Information below:

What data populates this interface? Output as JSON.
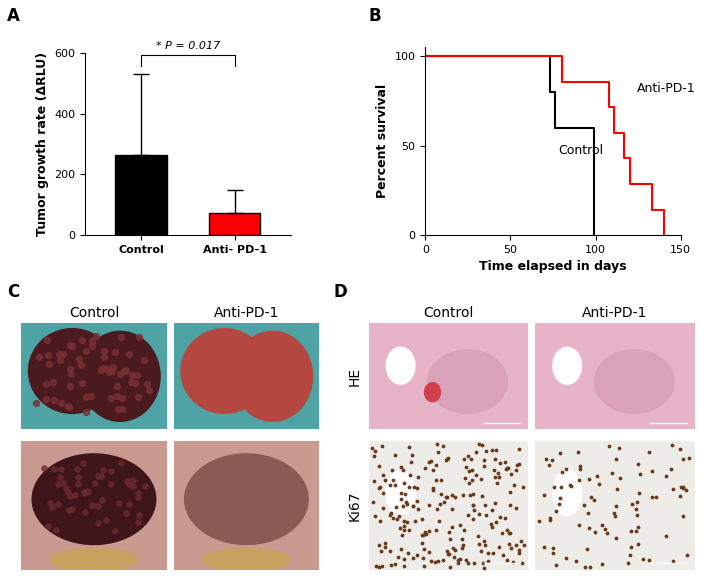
{
  "chart_data": [
    {
      "panel": "A",
      "type": "bar",
      "categories": [
        "Control",
        "Anti- PD-1"
      ],
      "values": [
        265,
        72
      ],
      "errors": [
        265,
        76
      ],
      "colors": [
        "#000000",
        "#ff0000"
      ],
      "ylabel": "Tumor growth rate (ΔRLU)",
      "annotation": "* P = 0.017",
      "ylim": [
        0,
        600
      ],
      "yticks": [
        0,
        200,
        400,
        600
      ]
    },
    {
      "panel": "B",
      "type": "line",
      "line_style": "steps",
      "xlabel": "Time elapsed in days",
      "ylabel": "Percent survival",
      "series": [
        {
          "name": "Control",
          "color": "#000000",
          "x": [
            0,
            73,
            76,
            99
          ],
          "values": [
            100,
            80,
            60,
            0
          ]
        },
        {
          "name": "Anti-PD-1",
          "color": "#ff0000",
          "x": [
            0,
            80,
            108,
            111,
            117,
            120,
            133,
            140
          ],
          "values": [
            100,
            85.7,
            71.4,
            57.1,
            42.9,
            28.6,
            14.3,
            0
          ]
        }
      ],
      "xlim": [
        0,
        150
      ],
      "xticks": [
        0,
        50,
        100,
        150
      ],
      "ylim": [
        0,
        105
      ],
      "yticks": [
        0,
        50,
        100
      ]
    }
  ],
  "images": [
    {
      "panel": "C",
      "columns": [
        "Control",
        "Anti-PD-1"
      ]
    },
    {
      "panel": "D",
      "columns": [
        "Control",
        "Anti-PD-1"
      ],
      "rows": [
        "HE",
        "Ki67"
      ]
    }
  ]
}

End of Information.

— Assignment —
Reproduce the listing exactly. Do not include its images.

— Result for this exercise —
What data populates this interface? Output as JSON.
{
  "chart_data": [
    {
      "panel": "A",
      "type": "bar",
      "categories": [
        "Control",
        "Anti- PD-1"
      ],
      "values": [
        265,
        72
      ],
      "errors": [
        265,
        76
      ],
      "colors": [
        "#000000",
        "#ff0000"
      ],
      "ylabel": "Tumor growth rate (ΔRLU)",
      "annotation": "* P = 0.017",
      "ylim": [
        0,
        600
      ],
      "yticks": [
        0,
        200,
        400,
        600
      ]
    },
    {
      "panel": "B",
      "type": "line",
      "line_style": "steps",
      "xlabel": "Time elapsed in days",
      "ylabel": "Percent survival",
      "series": [
        {
          "name": "Control",
          "color": "#000000",
          "x": [
            0,
            73,
            76,
            99
          ],
          "values": [
            100,
            80,
            60,
            0
          ]
        },
        {
          "name": "Anti-PD-1",
          "color": "#ff0000",
          "x": [
            0,
            80,
            108,
            111,
            117,
            120,
            133,
            140
          ],
          "values": [
            100,
            85.7,
            71.4,
            57.1,
            42.9,
            28.6,
            14.3,
            0
          ]
        }
      ],
      "xlim": [
        0,
        150
      ],
      "xticks": [
        0,
        50,
        100,
        150
      ],
      "ylim": [
        0,
        105
      ],
      "yticks": [
        0,
        50,
        100
      ]
    }
  ],
  "images": [
    {
      "panel": "C",
      "columns": [
        "Control",
        "Anti-PD-1"
      ]
    },
    {
      "panel": "D",
      "columns": [
        "Control",
        "Anti-PD-1"
      ],
      "rows": [
        "HE",
        "Ki67"
      ]
    }
  ]
}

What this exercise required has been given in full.